» Short exercise: Below are the entries; state how many of their lines contain the string "يوحي", and nothing more.

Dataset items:
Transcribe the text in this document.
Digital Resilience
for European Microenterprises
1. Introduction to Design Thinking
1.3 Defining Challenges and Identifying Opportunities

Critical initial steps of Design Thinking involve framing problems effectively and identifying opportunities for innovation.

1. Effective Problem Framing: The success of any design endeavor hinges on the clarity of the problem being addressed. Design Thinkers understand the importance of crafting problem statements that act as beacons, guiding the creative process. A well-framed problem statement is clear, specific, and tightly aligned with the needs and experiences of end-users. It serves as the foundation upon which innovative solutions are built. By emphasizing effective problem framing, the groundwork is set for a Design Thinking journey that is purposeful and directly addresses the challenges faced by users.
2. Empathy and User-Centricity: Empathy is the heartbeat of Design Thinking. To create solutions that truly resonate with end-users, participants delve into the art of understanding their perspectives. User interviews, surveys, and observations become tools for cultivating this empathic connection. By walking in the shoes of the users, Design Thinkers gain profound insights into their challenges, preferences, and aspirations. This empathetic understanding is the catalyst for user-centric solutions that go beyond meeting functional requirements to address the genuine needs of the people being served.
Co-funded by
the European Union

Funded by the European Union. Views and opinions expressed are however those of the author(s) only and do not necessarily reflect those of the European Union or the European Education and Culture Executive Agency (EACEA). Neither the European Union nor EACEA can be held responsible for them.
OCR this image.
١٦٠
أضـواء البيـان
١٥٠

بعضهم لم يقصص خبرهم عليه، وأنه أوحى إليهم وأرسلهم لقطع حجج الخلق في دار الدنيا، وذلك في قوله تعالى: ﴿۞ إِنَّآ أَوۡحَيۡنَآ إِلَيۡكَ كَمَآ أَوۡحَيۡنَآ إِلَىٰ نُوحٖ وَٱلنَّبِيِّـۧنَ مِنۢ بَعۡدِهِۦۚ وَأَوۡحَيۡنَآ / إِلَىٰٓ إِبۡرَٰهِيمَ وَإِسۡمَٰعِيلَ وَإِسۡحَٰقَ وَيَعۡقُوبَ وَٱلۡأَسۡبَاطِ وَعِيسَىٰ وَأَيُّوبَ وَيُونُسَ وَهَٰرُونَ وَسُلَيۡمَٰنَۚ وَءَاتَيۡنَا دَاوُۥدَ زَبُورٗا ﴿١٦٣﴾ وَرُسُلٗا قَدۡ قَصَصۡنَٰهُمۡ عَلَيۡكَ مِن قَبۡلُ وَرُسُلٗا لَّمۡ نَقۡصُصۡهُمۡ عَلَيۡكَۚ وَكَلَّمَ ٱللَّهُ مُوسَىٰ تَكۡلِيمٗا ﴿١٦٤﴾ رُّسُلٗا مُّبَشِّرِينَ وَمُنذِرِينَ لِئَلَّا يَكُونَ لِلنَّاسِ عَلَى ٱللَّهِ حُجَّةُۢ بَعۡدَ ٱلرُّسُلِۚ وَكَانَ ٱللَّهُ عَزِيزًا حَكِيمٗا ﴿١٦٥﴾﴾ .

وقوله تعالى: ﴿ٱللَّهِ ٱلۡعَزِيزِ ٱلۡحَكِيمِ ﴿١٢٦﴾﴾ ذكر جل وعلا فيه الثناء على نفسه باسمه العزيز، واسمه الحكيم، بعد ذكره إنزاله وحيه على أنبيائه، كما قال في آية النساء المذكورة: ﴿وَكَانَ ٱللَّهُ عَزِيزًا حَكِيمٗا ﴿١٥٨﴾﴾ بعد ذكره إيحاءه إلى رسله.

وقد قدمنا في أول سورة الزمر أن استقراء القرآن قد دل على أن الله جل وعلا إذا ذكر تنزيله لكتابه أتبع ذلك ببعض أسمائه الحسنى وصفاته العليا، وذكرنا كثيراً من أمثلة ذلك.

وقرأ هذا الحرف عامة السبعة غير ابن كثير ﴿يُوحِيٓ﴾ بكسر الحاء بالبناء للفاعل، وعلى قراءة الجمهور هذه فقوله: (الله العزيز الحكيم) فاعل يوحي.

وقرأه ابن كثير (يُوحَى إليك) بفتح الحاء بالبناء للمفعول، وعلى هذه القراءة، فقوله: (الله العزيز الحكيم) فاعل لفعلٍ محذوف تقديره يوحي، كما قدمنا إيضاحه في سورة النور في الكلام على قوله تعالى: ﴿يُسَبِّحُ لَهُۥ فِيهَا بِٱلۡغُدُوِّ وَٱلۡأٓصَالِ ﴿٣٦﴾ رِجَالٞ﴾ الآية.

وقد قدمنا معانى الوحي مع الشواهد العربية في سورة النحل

» Solved problem: 2